*Objective*
Return all of the data exactly as written, without the pictures.

Saved entries

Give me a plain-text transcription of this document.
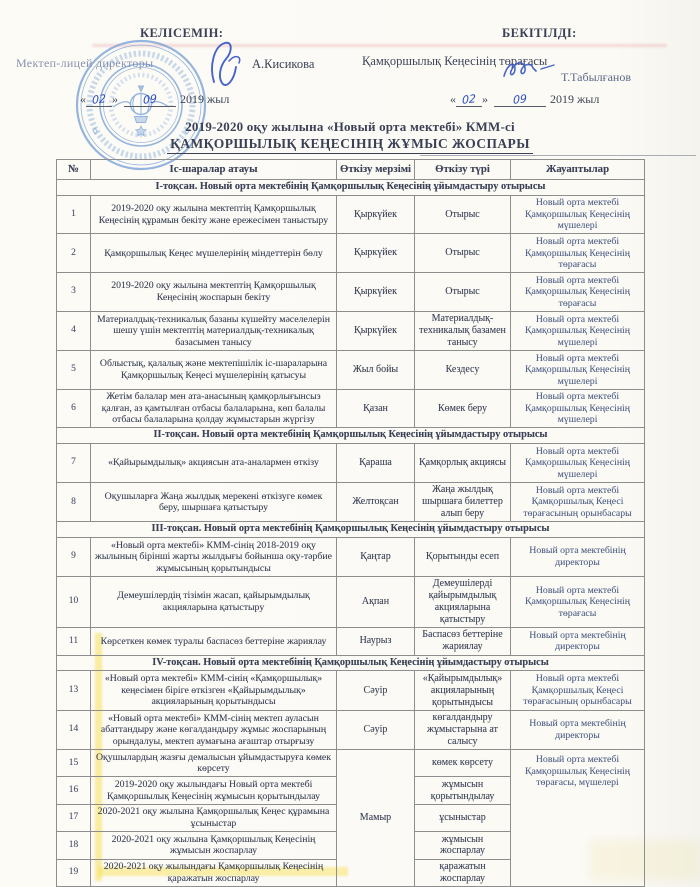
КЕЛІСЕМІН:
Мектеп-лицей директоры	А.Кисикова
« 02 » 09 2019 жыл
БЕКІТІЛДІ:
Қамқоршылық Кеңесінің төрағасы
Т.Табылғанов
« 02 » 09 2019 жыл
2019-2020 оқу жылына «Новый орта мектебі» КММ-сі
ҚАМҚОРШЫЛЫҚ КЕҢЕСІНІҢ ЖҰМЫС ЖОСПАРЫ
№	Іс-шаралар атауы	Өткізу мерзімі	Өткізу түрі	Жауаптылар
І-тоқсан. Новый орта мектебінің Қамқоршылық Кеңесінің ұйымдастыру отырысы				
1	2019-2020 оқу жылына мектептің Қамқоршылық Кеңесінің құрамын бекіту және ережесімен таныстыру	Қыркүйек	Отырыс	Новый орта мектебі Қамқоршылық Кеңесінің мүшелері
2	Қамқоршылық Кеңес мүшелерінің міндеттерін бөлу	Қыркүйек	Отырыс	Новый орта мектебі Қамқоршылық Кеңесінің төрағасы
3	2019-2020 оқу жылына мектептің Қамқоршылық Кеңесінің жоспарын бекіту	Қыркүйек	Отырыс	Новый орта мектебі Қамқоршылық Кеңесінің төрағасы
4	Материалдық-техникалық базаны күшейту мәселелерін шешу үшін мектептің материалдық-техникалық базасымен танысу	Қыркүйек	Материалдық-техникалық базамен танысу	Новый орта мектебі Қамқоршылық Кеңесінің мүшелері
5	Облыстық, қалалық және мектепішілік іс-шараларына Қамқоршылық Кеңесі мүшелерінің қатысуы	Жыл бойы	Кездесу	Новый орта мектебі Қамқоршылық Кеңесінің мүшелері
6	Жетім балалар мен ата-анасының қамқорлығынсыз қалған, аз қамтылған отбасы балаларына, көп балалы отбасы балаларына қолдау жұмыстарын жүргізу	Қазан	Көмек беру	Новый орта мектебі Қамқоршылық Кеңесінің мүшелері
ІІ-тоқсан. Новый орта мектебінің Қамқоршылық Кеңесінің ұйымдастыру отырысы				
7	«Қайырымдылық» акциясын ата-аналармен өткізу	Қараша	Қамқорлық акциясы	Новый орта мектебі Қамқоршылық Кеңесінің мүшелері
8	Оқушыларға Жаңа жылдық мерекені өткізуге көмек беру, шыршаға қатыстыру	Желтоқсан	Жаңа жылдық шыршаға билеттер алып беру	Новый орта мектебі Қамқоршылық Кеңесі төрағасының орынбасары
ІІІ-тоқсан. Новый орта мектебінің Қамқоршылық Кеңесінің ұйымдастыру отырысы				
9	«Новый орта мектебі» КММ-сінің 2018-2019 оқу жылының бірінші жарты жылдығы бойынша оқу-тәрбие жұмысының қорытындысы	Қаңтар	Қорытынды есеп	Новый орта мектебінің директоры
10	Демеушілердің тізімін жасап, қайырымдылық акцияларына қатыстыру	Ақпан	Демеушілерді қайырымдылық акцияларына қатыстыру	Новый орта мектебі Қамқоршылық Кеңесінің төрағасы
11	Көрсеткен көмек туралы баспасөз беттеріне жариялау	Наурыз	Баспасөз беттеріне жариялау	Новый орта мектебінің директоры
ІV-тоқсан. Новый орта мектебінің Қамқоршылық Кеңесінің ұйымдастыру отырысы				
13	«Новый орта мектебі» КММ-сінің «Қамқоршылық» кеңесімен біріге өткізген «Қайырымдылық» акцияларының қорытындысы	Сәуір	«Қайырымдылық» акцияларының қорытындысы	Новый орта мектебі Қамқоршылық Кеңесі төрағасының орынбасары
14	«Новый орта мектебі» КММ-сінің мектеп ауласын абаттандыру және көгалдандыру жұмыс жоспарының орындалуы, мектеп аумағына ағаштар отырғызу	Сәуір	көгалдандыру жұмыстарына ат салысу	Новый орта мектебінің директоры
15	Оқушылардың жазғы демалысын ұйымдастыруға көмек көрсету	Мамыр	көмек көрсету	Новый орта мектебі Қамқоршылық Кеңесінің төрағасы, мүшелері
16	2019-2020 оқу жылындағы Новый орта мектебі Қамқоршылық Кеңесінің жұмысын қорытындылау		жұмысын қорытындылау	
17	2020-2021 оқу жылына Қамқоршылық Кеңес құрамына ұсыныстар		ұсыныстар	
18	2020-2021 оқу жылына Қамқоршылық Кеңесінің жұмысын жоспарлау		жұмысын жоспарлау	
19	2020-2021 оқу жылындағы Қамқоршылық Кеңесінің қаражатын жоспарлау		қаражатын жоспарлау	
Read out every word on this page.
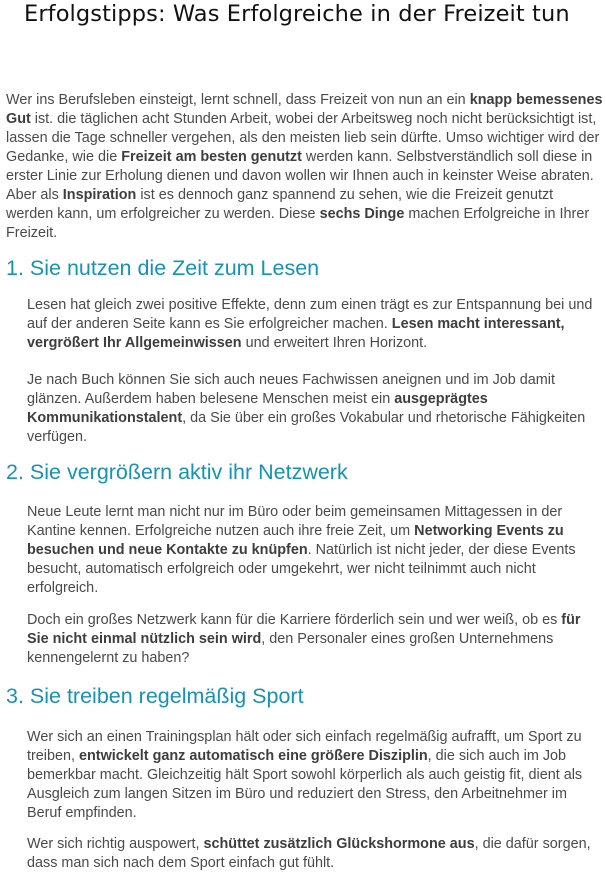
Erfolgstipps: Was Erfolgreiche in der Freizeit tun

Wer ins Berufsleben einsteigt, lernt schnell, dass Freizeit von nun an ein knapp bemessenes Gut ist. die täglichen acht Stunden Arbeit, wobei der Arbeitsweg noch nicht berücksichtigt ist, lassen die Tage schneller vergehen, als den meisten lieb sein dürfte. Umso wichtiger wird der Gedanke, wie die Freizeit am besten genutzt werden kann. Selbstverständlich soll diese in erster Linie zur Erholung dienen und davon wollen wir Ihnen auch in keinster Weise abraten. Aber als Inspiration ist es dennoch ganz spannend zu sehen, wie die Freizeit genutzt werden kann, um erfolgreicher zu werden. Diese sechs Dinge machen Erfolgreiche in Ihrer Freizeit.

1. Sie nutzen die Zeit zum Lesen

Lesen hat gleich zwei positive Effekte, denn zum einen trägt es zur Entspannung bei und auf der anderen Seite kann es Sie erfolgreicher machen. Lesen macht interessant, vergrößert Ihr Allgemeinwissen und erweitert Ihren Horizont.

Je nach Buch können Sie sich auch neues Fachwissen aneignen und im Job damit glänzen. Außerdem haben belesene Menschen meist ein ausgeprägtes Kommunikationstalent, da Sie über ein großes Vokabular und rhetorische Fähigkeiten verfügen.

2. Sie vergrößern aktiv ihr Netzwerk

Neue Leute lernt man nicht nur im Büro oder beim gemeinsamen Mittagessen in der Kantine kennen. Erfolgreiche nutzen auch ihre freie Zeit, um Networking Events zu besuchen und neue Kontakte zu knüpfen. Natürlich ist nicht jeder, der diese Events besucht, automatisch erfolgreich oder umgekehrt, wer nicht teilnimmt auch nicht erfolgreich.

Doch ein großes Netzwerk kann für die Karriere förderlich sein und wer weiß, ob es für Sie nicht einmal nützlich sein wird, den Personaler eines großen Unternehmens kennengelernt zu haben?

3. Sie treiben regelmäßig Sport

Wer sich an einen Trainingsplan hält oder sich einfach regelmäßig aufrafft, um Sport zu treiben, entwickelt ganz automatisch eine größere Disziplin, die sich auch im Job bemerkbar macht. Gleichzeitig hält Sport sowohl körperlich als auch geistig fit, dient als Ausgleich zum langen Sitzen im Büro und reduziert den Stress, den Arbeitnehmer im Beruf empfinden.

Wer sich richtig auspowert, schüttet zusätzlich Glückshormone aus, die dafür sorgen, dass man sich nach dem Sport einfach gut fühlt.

*Complete output*
Give me a plain-text transcription of this document.
КЕЛІСЕМІН:
Мектеп-лицей директоры	А.Кисикова
« 02 » 09 2019 жыл
БЕКІТІЛДІ:
Қамқоршылық Кеңесінің төрағасы
Т.Табылғанов
« 02 » 09 2019 жыл
2019-2020 оқу жылына «Новый орта мектебі» КММ-сі
ҚАМҚОРШЫЛЫҚ КЕҢЕСІНІҢ ЖҰМЫС ЖОСПАРЫ
№	Іс-шаралар атауы	Өткізу мерзімі	Өткізу түрі	Жауаптылар
І-тоқсан. Новый орта мектебінің Қамқоршылық Кеңесінің ұйымдастыру отырысы				
1	2019-2020 оқу жылына мектептің Қамқоршылық Кеңесінің құрамын бекіту және ережесімен таныстыру	Қыркүйек	Отырыс	Новый орта мектебі Қамқоршылық Кеңесінің мүшелері
2	Қамқоршылық Кеңес мүшелерінің міндеттерін бөлу	Қыркүйек	Отырыс	Новый орта мектебі Қамқоршылық Кеңесінің төрағасы
3	2019-2020 оқу жылына мектептің Қамқоршылық Кеңесінің жоспарын бекіту	Қыркүйек	Отырыс	Новый орта мектебі Қамқоршылық Кеңесінің төрағасы
4	Материалдық-техникалық базаны күшейту мәселелерін шешу үшін мектептің материалдық-техникалық базасымен танысу	Қыркүйек	Материалдық-техникалық базамен танысу	Новый орта мектебі Қамқоршылық Кеңесінің мүшелері
5	Облыстық, қалалық және мектепішілік іс-шараларына Қамқоршылық Кеңесі мүшелерінің қатысуы	Жыл бойы	Кездесу	Новый орта мектебі Қамқоршылық Кеңесінің мүшелері
6	Жетім балалар мен ата-анасының қамқорлығынсыз қалған, аз қамтылған отбасы балаларына, көп балалы отбасы балаларына қолдау жұмыстарын жүргізу	Қазан	Көмек беру	Новый орта мектебі Қамқоршылық Кеңесінің мүшелері
ІІ-тоқсан. Новый орта мектебінің Қамқоршылық Кеңесінің ұйымдастыру отырысы				
7	«Қайырымдылық» акциясын ата-аналармен өткізу	Қараша	Қамқорлық акциясы	Новый орта мектебі Қамқоршылық Кеңесінің мүшелері
8	Оқушыларға Жаңа жылдық мерекені өткізуге көмек беру, шыршаға қатыстыру	Желтоқсан	Жаңа жылдық шыршаға билеттер алып беру	Новый орта мектебі Қамқоршылық Кеңесі төрағасының орынбасары
ІІІ-тоқсан. Новый орта мектебінің Қамқоршылық Кеңесінің ұйымдастыру отырысы				
9	«Новый орта мектебі» КММ-сінің 2018-2019 оқу жылының бірінші жарты жылдығы бойынша оқу-тәрбие жұмысының қорытындысы	Қаңтар	Қорытынды есеп	Новый орта мектебінің директоры
10	Демеушілердің тізімін жасап, қайырымдылық акцияларына қатыстыру	Ақпан	Демеушілерді қайырымдылық акцияларына қатыстыру	Новый орта мектебі Қамқоршылық Кеңесінің төрағасы
11	Көрсеткен көмек туралы баспасөз беттеріне жариялау	Наурыз	Баспасөз беттеріне жариялау	Новый орта мектебінің директоры
ІV-тоқсан. Новый орта мектебінің Қамқоршылық Кеңесінің ұйымдастыру отырысы				
13	«Новый орта мектебі» КММ-сінің «Қамқоршылық» кеңесімен біріге өткізген «Қайырымдылық» акцияларының қорытындысы	Сәуір	«Қайырымдылық» акцияларының қорытындысы	Новый орта мектебі Қамқоршылық Кеңесі төрағасының орынбасары
14	«Новый орта мектебі» КММ-сінің мектеп ауласын абаттандыру және көгалдандыру жұмыс жоспарының орындалуы, мектеп аумағына ағаштар отырғызу	Сәуір	көгалдандыру жұмыстарына ат салысу	Новый орта мектебінің директоры
15	Оқушылардың жазғы демалысын ұйымдастыруға көмек көрсету	Мамыр	көмек көрсету	Новый орта мектебі Қамқоршылық Кеңесінің төрағасы, мүшелері
16	2019-2020 оқу жылындағы Новый орта мектебі Қамқоршылық Кеңесінің жұмысын қорытындылау		жұмысын қорытындылау	
17	2020-2021 оқу жылына Қамқоршылық Кеңес құрамына ұсыныстар		ұсыныстар	
18	2020-2021 оқу жылына Қамқоршылық Кеңесінің жұмысын жоспарлау		жұмысын жоспарлау	
19	2020-2021 оқу жылындағы Қамқоршылық Кеңесінің қаражатын жоспарлау		қаражатын жоспарлау	
Read out every word on this page.
Erfolgstipps: Was Erfolgreiche in der Freizeit tun

Wer ins Berufsleben einsteigt, lernt schnell, dass Freizeit von nun an ein knapp bemessenes Gut ist. die täglichen acht Stunden Arbeit, wobei der Arbeitsweg noch nicht berücksichtigt ist, lassen die Tage schneller vergehen, als den meisten lieb sein dürfte. Umso wichtiger wird der Gedanke, wie die Freizeit am besten genutzt werden kann. Selbstverständlich soll diese in erster Linie zur Erholung dienen und davon wollen wir Ihnen auch in keinster Weise abraten. Aber als Inspiration ist es dennoch ganz spannend zu sehen, wie die Freizeit genutzt werden kann, um erfolgreicher zu werden. Diese sechs Dinge machen Erfolgreiche in Ihrer Freizeit.

1. Sie nutzen die Zeit zum Lesen

Lesen hat gleich zwei positive Effekte, denn zum einen trägt es zur Entspannung bei und auf der anderen Seite kann es Sie erfolgreicher machen. Lesen macht interessant, vergrößert Ihr Allgemeinwissen und erweitert Ihren Horizont.

Je nach Buch können Sie sich auch neues Fachwissen aneignen und im Job damit glänzen. Außerdem haben belesene Menschen meist ein ausgeprägtes Kommunikationstalent, da Sie über ein großes Vokabular und rhetorische Fähigkeiten verfügen.

2. Sie vergrößern aktiv ihr Netzwerk

Neue Leute lernt man nicht nur im Büro oder beim gemeinsamen Mittagessen in der Kantine kennen. Erfolgreiche nutzen auch ihre freie Zeit, um Networking Events zu besuchen und neue Kontakte zu knüpfen. Natürlich ist nicht jeder, der diese Events besucht, automatisch erfolgreich oder umgekehrt, wer nicht teilnimmt auch nicht erfolgreich.

Doch ein großes Netzwerk kann für die Karriere förderlich sein und wer weiß, ob es für Sie nicht einmal nützlich sein wird, den Personaler eines großen Unternehmens kennengelernt zu haben?

3. Sie treiben regelmäßig Sport

Wer sich an einen Trainingsplan hält oder sich einfach regelmäßig aufrafft, um Sport zu treiben, entwickelt ganz automatisch eine größere Disziplin, die sich auch im Job bemerkbar macht. Gleichzeitig hält Sport sowohl körperlich als auch geistig fit, dient als Ausgleich zum langen Sitzen im Büro und reduziert den Stress, den Arbeitnehmer im Beruf empfinden.

Wer sich richtig auspowert, schüttet zusätzlich Glückshormone aus, die dafür sorgen, dass man sich nach dem Sport einfach gut fühlt.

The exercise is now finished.